Make an exact transcription of the material, leaving out all images.

+---+

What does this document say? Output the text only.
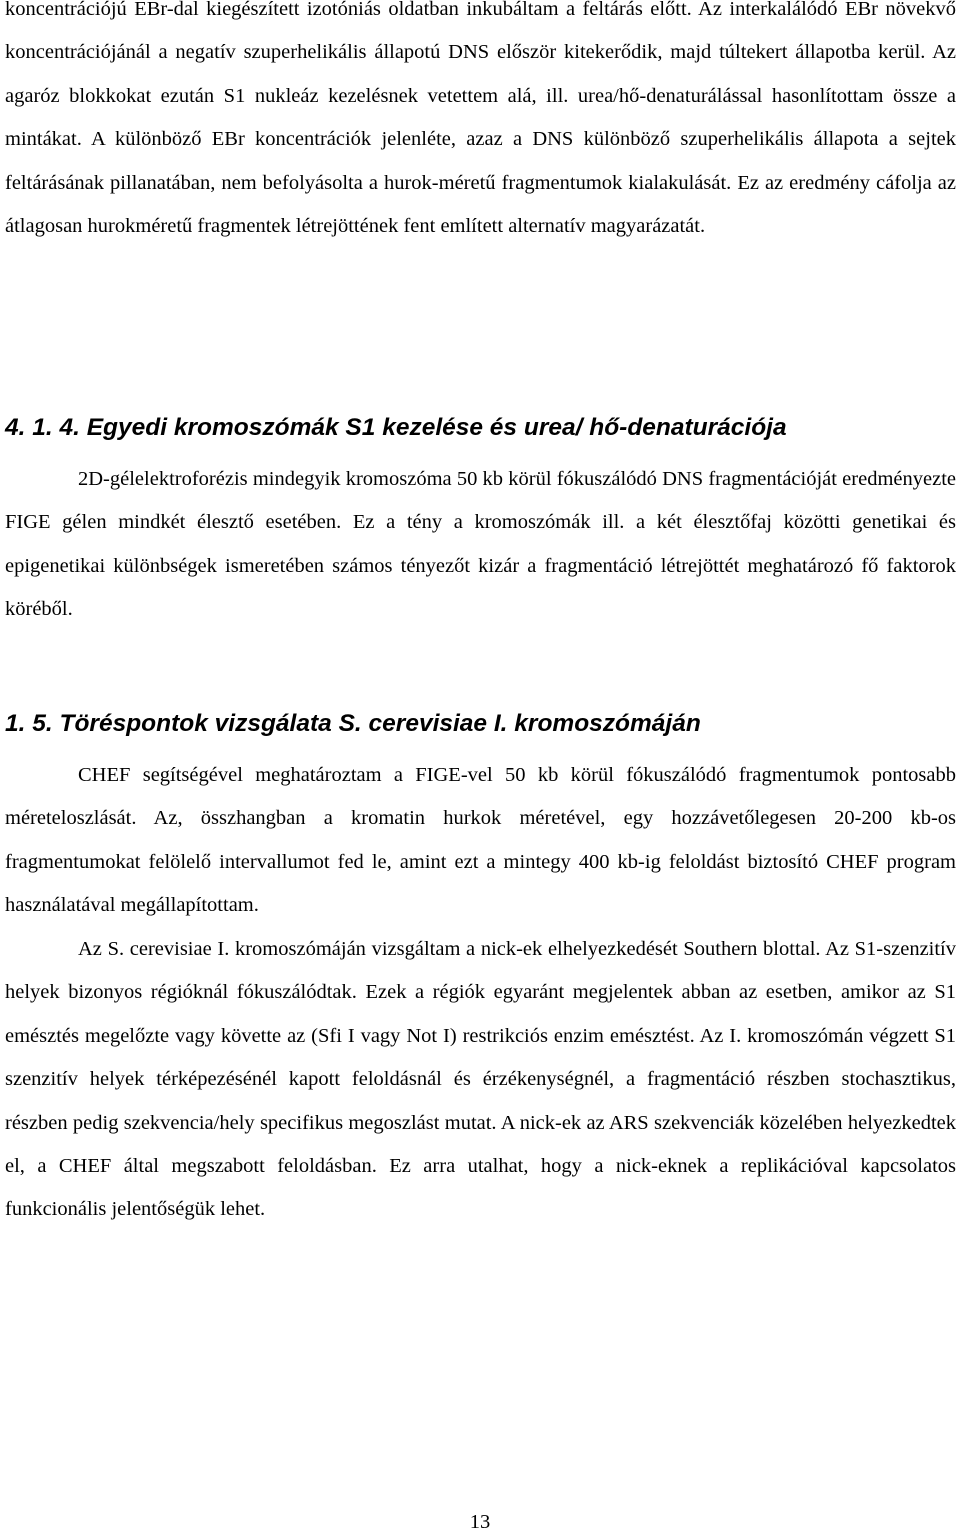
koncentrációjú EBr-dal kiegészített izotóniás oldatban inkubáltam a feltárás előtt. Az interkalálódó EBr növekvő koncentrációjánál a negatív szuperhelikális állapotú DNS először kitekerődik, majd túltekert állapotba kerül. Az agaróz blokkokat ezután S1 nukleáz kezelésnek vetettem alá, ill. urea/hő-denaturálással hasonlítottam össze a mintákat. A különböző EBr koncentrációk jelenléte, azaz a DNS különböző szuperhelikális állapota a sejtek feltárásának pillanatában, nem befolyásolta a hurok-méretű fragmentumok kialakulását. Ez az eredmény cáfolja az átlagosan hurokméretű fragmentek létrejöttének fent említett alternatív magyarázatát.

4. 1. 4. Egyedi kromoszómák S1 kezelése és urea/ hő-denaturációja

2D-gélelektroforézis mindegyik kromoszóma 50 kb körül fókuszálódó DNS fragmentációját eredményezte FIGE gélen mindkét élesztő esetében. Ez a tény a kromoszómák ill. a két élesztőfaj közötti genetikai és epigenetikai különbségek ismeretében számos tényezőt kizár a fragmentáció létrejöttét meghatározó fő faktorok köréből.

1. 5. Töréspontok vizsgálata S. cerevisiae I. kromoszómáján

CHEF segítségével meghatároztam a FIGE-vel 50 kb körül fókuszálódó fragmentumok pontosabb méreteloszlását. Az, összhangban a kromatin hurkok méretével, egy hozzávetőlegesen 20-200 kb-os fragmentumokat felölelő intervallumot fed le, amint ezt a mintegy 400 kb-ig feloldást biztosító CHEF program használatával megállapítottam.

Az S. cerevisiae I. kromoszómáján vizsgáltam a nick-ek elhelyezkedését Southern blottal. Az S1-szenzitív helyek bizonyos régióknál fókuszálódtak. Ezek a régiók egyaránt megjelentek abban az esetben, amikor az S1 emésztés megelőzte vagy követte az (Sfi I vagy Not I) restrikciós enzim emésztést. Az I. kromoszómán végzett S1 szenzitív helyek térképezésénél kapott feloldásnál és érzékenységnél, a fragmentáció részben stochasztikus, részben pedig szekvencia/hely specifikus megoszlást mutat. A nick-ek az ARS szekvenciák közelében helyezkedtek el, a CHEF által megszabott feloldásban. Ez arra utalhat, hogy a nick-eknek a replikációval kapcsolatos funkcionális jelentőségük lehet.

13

+---+

▶ OUTPUT OF THE EXERCISE:
What does this document say? Output the text only.
koncentrációjú EBr-dal kiegészített izotóniás oldatban inkubáltam a feltárás előtt. Az interkalálódó EBr növekvő koncentrációjánál a negatív szuperhelikális állapotú DNS először kitekerődik, majd túltekert állapotba kerül. Az agaróz blokkokat ezután S1 nukleáz kezelésnek vetettem alá, ill. urea/hő-denaturálással hasonlítottam össze a mintákat. A különböző EBr koncentrációk jelenléte, azaz a DNS különböző szuperhelikális állapota a sejtek feltárásának pillanatában, nem befolyásolta a hurok-méretű fragmentumok kialakulását. Ez az eredmény cáfolja az átlagosan hurokméretű fragmentek létrejöttének fent említett alternatív magyarázatát.

4. 1. 4. Egyedi kromoszómák S1 kezelése és urea/ hő-denaturációja

2D-gélelektroforézis mindegyik kromoszóma 50 kb körül fókuszálódó DNS fragmentációját eredményezte FIGE gélen mindkét élesztő esetében. Ez a tény a kromoszómák ill. a két élesztőfaj közötti genetikai és epigenetikai különbségek ismeretében számos tényezőt kizár a fragmentáció létrejöttét meghatározó fő faktorok köréből.

1. 5. Töréspontok vizsgálata S. cerevisiae I. kromoszómáján

CHEF segítségével meghatároztam a FIGE-vel 50 kb körül fókuszálódó fragmentumok pontosabb méreteloszlását. Az, összhangban a kromatin hurkok méretével, egy hozzávetőlegesen 20-200 kb-os fragmentumokat felölelő intervallumot fed le, amint ezt a mintegy 400 kb-ig feloldást biztosító CHEF program használatával megállapítottam.

Az S. cerevisiae I. kromoszómáján vizsgáltam a nick-ek elhelyezkedését Southern blottal. Az S1-szenzitív helyek bizonyos régióknál fókuszálódtak. Ezek a régiók egyaránt megjelentek abban az esetben, amikor az S1 emésztés megelőzte vagy követte az (Sfi I vagy Not I) restrikciós enzim emésztést. Az I. kromoszómán végzett S1 szenzitív helyek térképezésénél kapott feloldásnál és érzékenységnél, a fragmentáció részben stochasztikus, részben pedig szekvencia/hely specifikus megoszlást mutat. A nick-ek az ARS szekvenciák közelében helyezkedtek el, a CHEF által megszabott feloldásban. Ez arra utalhat, hogy a nick-eknek a replikációval kapcsolatos funkcionális jelentőségük lehet.

13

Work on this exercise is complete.